• [Exercise details]: Copy the data exactly as it appears, and do not include any pictures.

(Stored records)
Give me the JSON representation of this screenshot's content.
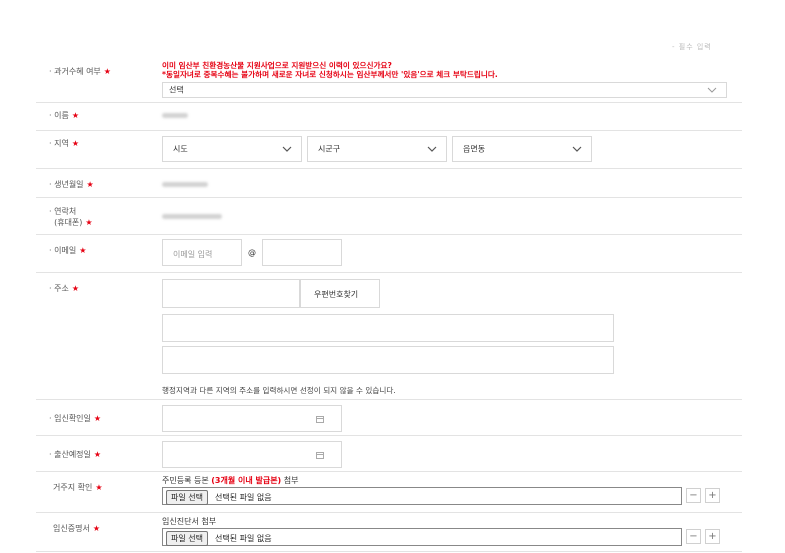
{
  "top_note": "- 필수 입력",
  "pregnancy_history": {
    "label": "과거수혜 여부",
    "warning_line1": "이미 임산부 친환경농산물 지원사업으로 지원받으신 이력이 있으신가요?",
    "warning_line2": "*동일자녀로 중복수혜는 불가하며 새로운 자녀로 신청하시는 임산부께서만 '있음'으로 체크 부탁드립니다.",
    "select_value": "선택"
  },
  "name": {
    "label": "이름"
  },
  "region": {
    "label": "지역",
    "sido": "시도",
    "sigungu": "시군구",
    "eupmyeondong": "읍면동"
  },
  "birth": {
    "label": "생년월일"
  },
  "phone": {
    "label_line1": "연락처",
    "label_line2": "(휴대폰)"
  },
  "email": {
    "label": "이메일",
    "placeholder": "이메일 입력",
    "at": "@"
  },
  "address": {
    "label": "주소",
    "postcode_button": "우편번호찾기",
    "notice": "행정지역과 다른 지역의 주소를 입력하시면 선정이 되지 않을 수 있습니다."
  },
  "pregnancy_confirm": {
    "label": "임신확인일"
  },
  "due_date": {
    "label": "출산예정일"
  },
  "residence": {
    "label": "거주지 확인",
    "desc_prefix": "주민등록 등본 ",
    "desc_bold": "(3개월 이내 발급본)",
    "desc_suffix": " 첨부",
    "file_button": "파일 선택",
    "file_status": "선택된 파일 없음"
  },
  "pregnancy_cert": {
    "label": "임신증명서",
    "desc": "임신진단서 첨부",
    "file_button": "파일 선택",
    "file_status": "선택된 파일 없음"
  },
  "required_mark": "★",
  "minus": "−",
  "plus": "+"
}
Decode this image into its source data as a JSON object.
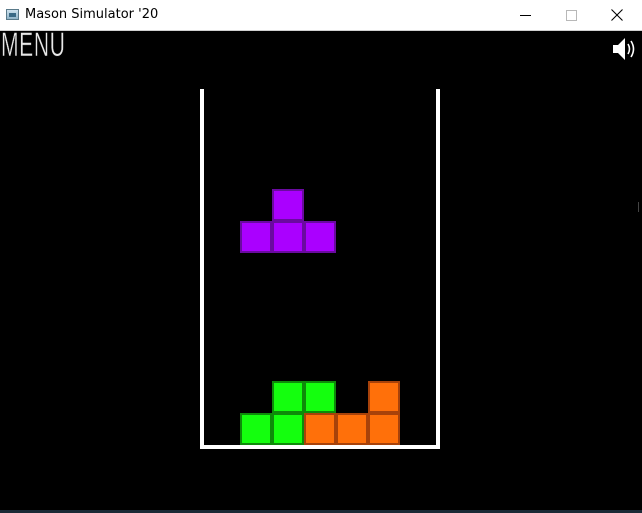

• [Full solution]:
Give me the JSON representation of this screenshot's content.
{
  "top_note": "- 필수 입력",
  "pregnancy_history": {
    "label": "과거수혜 여부",
    "warning_line1": "이미 임산부 친환경농산물 지원사업으로 지원받으신 이력이 있으신가요?",
    "warning_line2": "*동일자녀로 중복수혜는 불가하며 새로운 자녀로 신청하시는 임산부께서만 '있음'으로 체크 부탁드립니다.",
    "select_value": "선택"
  },
  "name": {
    "label": "이름"
  },
  "region": {
    "label": "지역",
    "sido": "시도",
    "sigungu": "시군구",
    "eupmyeondong": "읍면동"
  },
  "birth": {
    "label": "생년월일"
  },
  "phone": {
    "label_line1": "연락처",
    "label_line2": "(휴대폰)"
  },
  "email": {
    "label": "이메일",
    "placeholder": "이메일 입력",
    "at": "@"
  },
  "address": {
    "label": "주소",
    "postcode_button": "우편번호찾기",
    "notice": "행정지역과 다른 지역의 주소를 입력하시면 선정이 되지 않을 수 있습니다."
  },
  "pregnancy_confirm": {
    "label": "임신확인일"
  },
  "due_date": {
    "label": "출산예정일"
  },
  "residence": {
    "label": "거주지 확인",
    "desc_prefix": "주민등록 등본 ",
    "desc_bold": "(3개월 이내 발급본)",
    "desc_suffix": " 첨부",
    "file_button": "파일 선택",
    "file_status": "선택된 파일 없음"
  },
  "pregnancy_cert": {
    "label": "임신증명서",
    "desc": "임신진단서 첨부",
    "file_button": "파일 선택",
    "file_status": "선택된 파일 없음"
  },
  "required_mark": "★",
  "minus": "−",
  "plus": "+"
}
Decode this image into its source data as a JSON object.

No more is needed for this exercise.